START GIVEN ENTRIES

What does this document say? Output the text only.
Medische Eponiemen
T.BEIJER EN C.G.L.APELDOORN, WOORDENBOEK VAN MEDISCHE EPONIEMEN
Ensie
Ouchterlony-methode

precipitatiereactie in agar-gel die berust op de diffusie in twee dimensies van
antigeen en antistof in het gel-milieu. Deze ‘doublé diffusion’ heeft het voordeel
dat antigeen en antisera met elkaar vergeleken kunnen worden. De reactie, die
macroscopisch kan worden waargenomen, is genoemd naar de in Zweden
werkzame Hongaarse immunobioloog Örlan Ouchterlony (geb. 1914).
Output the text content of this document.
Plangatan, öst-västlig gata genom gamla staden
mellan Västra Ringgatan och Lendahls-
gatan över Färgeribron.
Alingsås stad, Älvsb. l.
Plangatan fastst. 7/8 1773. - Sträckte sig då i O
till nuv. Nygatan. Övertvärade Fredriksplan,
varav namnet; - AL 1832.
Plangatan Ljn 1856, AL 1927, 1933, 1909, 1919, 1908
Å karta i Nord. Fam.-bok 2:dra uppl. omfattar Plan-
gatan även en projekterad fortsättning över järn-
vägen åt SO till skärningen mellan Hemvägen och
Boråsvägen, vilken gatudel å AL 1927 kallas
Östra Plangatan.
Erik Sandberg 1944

END GIVEN ENTRIES

### TASK DESCRIPTION
Where the string "Output" appears in a line of the entries above, return that line.

### WRITTEN ANSWER
What does this document say? Output the text only.
Output the text content of this document.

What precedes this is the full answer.